To be done:
Read the lines that follow and pick out every one containing the word "nais".

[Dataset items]

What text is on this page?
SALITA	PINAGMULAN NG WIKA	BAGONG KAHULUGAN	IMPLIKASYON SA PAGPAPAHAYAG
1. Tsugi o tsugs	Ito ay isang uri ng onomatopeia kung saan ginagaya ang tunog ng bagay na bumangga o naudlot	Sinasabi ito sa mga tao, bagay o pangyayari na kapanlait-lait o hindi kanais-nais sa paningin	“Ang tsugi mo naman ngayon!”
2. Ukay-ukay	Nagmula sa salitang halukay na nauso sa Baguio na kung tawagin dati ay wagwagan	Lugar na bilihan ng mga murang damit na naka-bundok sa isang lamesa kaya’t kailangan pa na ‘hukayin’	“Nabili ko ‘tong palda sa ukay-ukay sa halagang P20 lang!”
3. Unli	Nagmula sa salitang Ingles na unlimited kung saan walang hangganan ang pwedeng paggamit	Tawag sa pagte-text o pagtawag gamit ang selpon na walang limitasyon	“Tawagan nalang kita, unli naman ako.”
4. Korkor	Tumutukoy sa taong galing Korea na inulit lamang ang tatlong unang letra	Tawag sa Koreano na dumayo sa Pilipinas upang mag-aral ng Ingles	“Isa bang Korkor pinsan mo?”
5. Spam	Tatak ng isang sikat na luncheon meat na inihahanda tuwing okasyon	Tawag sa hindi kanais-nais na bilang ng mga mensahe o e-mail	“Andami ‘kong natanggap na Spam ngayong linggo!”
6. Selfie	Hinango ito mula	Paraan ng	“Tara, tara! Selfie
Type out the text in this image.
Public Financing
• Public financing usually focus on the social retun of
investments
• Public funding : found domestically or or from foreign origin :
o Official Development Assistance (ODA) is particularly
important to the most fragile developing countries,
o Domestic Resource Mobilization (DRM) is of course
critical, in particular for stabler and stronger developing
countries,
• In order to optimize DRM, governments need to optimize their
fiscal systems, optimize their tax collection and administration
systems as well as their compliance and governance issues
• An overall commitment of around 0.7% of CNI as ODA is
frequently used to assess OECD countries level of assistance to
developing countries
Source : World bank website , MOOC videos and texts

Worked answer:
1. Tsugi o tsugs	Ito ay isang uri ng onomatopeia kung saan ginagaya ang tunog ng bagay na bumangga o naudlot	Sinasabi ito sa mga tao, bagay o pangyayari na kapanlait-lait o hindi kanais-nais sa paningin	“Ang tsugi mo naman ngayon!”
5. Spam	Tatak ng isang sikat na luncheon meat na inihahanda tuwing okasyon	Tawag sa hindi kanais-nais na bilang ng mga mensahe o e-mail	“Andami ‘kong natanggap na Spam ngayong linggo!”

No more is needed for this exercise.